- _What to do_: Search the material for the string "Tournef" and copy each line where it occurs.

- _Record excerpts_:
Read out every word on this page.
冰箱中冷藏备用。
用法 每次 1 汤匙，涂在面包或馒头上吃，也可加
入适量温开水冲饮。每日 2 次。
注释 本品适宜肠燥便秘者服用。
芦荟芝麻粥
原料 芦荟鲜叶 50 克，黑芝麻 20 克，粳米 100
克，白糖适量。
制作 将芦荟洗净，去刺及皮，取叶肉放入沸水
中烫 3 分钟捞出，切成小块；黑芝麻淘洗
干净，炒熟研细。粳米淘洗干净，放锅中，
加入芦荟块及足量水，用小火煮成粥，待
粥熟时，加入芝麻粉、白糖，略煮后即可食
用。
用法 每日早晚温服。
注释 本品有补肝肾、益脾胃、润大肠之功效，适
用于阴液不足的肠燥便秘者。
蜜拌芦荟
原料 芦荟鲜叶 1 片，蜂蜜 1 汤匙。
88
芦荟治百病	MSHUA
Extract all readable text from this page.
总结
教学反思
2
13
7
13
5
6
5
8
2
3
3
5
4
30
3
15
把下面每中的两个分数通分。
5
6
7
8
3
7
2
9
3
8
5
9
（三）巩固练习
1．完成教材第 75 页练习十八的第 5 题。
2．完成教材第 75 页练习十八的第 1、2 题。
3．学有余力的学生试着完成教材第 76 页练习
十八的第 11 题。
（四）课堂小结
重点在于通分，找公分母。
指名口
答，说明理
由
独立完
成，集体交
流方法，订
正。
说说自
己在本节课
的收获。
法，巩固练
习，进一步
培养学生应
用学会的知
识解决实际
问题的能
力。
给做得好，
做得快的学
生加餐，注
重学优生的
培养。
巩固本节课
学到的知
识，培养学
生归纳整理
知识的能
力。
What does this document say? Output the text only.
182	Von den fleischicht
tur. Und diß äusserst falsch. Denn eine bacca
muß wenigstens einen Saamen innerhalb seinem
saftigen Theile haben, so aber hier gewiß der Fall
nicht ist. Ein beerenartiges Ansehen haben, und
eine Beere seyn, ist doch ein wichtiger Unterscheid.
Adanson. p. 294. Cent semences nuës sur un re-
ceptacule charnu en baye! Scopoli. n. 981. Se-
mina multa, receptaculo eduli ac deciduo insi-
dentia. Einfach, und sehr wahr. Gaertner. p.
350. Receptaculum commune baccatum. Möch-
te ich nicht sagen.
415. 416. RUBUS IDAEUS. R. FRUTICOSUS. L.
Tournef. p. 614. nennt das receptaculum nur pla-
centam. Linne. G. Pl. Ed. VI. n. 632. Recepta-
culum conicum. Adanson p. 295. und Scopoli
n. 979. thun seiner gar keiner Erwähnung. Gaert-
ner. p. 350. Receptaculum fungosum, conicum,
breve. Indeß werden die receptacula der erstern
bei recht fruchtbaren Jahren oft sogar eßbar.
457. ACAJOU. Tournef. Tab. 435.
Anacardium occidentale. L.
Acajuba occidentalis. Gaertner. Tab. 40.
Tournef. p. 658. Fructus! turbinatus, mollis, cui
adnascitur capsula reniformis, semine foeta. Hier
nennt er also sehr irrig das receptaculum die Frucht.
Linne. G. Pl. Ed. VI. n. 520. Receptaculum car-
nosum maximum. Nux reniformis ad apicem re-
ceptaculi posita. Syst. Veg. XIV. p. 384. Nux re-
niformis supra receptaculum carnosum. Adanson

- _Written reply_:
Tournef. p. 614. nennt das receptaculum nur pla-
457. ACAJOU. Tournef. Tab. 435.
Tournef. p. 658. Fructus! turbinatus, mollis, cui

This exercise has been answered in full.